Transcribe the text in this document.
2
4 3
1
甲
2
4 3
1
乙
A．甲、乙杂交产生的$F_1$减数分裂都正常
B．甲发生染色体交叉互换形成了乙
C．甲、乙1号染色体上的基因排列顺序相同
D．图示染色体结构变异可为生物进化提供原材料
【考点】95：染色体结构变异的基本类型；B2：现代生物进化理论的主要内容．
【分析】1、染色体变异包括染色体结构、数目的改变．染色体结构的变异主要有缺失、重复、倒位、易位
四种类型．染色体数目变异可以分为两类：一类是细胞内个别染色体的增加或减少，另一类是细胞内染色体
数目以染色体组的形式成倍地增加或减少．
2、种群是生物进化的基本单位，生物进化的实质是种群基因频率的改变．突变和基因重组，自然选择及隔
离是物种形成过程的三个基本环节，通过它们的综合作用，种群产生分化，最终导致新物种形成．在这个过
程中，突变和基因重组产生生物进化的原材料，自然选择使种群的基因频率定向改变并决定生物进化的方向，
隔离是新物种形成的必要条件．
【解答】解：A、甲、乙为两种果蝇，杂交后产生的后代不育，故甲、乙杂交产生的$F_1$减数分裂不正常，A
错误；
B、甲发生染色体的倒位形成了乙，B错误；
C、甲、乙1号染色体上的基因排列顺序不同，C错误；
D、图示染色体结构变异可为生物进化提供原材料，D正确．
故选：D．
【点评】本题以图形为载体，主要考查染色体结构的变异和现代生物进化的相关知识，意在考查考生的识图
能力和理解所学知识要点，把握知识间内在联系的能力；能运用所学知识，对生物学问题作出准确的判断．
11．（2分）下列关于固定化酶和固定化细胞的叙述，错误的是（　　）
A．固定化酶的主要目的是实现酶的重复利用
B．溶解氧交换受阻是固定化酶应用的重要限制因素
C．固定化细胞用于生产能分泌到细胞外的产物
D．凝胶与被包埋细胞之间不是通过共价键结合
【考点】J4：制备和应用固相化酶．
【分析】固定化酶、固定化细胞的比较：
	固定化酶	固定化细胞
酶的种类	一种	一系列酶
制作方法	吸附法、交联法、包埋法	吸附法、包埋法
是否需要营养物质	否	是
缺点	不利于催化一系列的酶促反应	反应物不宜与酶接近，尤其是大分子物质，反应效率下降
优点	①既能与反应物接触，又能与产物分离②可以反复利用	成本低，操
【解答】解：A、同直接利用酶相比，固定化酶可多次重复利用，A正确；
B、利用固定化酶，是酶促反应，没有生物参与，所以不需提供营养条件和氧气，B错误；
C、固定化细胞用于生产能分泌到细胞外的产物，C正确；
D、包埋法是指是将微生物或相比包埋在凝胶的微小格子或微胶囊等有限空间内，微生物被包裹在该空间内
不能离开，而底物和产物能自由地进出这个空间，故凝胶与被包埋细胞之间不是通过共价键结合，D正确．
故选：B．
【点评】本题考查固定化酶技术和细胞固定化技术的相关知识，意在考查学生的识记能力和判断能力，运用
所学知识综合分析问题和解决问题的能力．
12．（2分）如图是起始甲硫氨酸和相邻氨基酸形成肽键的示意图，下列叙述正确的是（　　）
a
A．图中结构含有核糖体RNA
------------------------
-- Instructions to follow --
Lines that hold the word "乙杂交产生的" are the ones to return, every one of them.

-- Reply --
A．甲、乙杂交产生的$F_1$减数分裂都正常
【解答】解：A、甲、乙为两种果蝇，杂交后产生的后代不育，故甲、乙杂交产生的$F_1$减数分裂不正常，A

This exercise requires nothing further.